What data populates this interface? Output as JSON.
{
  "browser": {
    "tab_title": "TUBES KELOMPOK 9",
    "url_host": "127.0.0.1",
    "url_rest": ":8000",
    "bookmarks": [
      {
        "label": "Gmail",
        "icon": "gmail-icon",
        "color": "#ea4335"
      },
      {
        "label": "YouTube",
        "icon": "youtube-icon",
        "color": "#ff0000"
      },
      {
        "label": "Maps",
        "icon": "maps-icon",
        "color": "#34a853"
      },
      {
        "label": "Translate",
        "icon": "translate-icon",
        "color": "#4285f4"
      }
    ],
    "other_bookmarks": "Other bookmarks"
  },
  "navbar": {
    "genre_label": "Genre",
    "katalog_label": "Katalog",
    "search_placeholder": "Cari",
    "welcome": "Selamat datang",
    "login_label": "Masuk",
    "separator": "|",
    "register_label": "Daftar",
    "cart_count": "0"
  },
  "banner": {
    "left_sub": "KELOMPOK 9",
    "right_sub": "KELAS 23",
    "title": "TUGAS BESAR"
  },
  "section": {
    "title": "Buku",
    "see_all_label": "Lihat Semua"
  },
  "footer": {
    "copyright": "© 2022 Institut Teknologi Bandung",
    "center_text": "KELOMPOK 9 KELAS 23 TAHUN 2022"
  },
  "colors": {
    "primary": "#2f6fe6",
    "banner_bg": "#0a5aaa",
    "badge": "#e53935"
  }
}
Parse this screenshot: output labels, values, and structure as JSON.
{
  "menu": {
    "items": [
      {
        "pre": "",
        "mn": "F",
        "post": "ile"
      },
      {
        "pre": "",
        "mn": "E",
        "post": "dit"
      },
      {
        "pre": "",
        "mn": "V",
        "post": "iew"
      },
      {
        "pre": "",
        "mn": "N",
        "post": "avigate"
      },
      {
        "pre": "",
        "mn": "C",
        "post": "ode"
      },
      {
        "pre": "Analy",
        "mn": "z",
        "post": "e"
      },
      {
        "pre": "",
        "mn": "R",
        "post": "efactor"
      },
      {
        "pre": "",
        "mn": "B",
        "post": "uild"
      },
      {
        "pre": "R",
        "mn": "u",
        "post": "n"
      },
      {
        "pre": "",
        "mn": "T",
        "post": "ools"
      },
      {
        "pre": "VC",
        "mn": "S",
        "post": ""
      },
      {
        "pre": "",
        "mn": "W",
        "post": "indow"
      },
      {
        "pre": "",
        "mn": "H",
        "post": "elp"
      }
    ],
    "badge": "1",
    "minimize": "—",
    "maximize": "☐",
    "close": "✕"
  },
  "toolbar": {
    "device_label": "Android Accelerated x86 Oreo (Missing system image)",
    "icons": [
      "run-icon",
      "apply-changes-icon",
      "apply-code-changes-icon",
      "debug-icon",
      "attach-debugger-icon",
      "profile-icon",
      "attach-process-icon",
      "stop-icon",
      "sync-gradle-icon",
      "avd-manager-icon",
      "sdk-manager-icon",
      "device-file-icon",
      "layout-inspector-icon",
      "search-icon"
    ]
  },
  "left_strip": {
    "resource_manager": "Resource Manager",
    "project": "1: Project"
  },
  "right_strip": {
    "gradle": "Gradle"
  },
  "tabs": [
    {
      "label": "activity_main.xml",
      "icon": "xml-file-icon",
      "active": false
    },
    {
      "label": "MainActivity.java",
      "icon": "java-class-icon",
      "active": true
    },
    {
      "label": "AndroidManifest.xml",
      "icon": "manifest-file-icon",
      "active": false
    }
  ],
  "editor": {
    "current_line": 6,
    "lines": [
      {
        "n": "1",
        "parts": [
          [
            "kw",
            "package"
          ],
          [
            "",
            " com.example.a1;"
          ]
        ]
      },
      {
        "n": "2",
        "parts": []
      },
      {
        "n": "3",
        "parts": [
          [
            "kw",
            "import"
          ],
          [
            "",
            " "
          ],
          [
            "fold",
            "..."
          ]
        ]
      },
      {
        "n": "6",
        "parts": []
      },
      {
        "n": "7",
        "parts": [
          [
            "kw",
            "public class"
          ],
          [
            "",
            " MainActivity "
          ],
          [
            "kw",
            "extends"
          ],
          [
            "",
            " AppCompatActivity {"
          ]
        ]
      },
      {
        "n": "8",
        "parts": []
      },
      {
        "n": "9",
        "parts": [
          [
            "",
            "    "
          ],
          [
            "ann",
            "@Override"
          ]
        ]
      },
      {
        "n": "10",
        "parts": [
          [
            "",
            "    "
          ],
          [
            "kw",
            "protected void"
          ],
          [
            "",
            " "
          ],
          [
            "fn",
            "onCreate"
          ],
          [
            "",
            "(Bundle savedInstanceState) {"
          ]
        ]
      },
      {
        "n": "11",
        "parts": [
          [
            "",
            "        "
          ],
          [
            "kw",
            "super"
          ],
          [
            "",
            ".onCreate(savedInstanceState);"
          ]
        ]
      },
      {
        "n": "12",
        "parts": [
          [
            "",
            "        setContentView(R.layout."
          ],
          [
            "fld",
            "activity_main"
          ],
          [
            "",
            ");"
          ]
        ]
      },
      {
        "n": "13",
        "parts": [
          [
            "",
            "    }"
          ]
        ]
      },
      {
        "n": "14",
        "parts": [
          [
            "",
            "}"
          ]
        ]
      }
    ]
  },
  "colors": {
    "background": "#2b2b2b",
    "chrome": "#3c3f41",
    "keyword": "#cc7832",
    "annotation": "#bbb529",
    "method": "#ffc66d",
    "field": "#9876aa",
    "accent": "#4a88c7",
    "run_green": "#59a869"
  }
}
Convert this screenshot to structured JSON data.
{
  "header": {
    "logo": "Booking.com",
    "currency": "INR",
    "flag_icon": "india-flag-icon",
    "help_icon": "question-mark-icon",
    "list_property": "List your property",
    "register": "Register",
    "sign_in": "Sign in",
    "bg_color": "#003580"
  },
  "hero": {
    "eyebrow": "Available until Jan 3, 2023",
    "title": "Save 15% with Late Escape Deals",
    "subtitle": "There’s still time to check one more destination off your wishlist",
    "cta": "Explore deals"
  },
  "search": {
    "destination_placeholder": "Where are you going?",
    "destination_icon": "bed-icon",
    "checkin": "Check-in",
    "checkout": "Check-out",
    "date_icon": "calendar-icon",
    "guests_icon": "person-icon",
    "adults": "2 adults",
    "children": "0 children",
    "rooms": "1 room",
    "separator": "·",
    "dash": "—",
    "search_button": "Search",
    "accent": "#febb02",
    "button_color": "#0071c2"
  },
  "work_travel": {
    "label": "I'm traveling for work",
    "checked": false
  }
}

---

AIM: Which lines of the data above contain "savedInstanceState"? Copy each one.

FINISHED ANSWER:
            "(Bundle savedInstanceState) {"
            ".onCreate(savedInstanceState);"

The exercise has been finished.